**Dataset content:**
· · · · ·

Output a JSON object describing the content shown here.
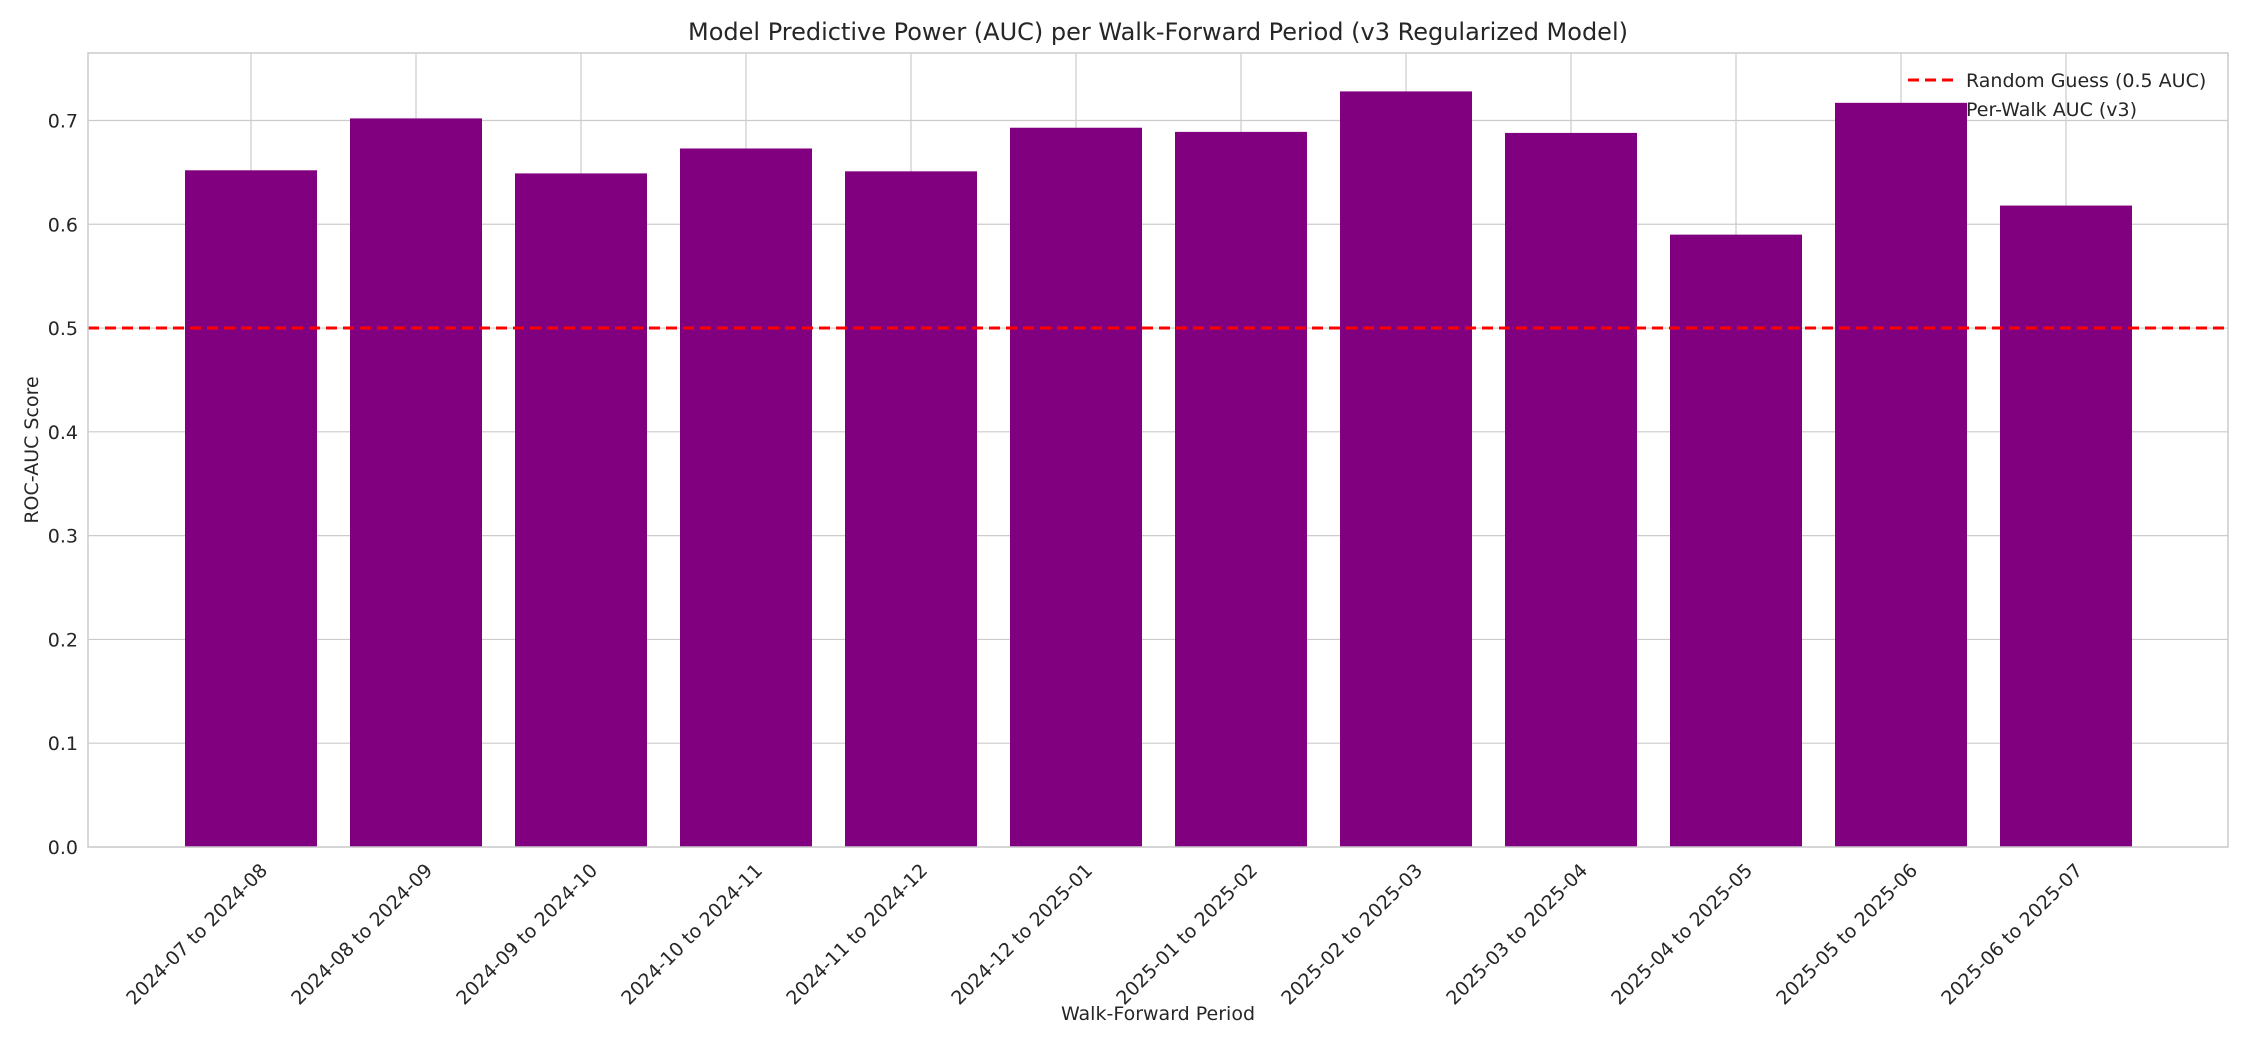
{
  "chart_data": {
    "type": "bar",
    "title": "Model Predictive Power (AUC) per Walk-Forward Period (v3 Regularized Model)",
    "xlabel": "Walk-Forward Period",
    "ylabel": "ROC-AUC Score",
    "categories": [
      "2024-07 to 2024-08",
      "2024-08 to 2024-09",
      "2024-09 to 2024-10",
      "2024-10 to 2024-11",
      "2024-11 to 2024-12",
      "2024-12 to 2025-01",
      "2025-01 to 2025-02",
      "2025-02 to 2025-03",
      "2025-03 to 2025-04",
      "2025-04 to 2025-05",
      "2025-05 to 2025-06",
      "2025-06 to 2025-07"
    ],
    "series": [
      {
        "name": "Per-Walk AUC (v3)",
        "color": "#800080",
        "values": [
          0.652,
          0.702,
          0.649,
          0.673,
          0.651,
          0.693,
          0.689,
          0.728,
          0.688,
          0.59,
          0.717,
          0.618
        ]
      }
    ],
    "reference_line": {
      "name": "Random Guess (0.5 AUC)",
      "value": 0.5,
      "color": "#ff0000",
      "style": "dashed"
    },
    "ylim": [
      0,
      0.765
    ],
    "yticks": [
      "0.0",
      "0.1",
      "0.2",
      "0.3",
      "0.4",
      "0.5",
      "0.6",
      "0.7"
    ],
    "grid": true,
    "legend_position": "top-right"
  }
}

· · · · ·

**Set task:** Each line that holds the word "Period" is to be copied.

**Result of the exercise:**
    "title": "Model Predictive Power (AUC) per Walk-Forward Period (v3 Regularized Model)",
    "xlabel": "Walk-Forward Period",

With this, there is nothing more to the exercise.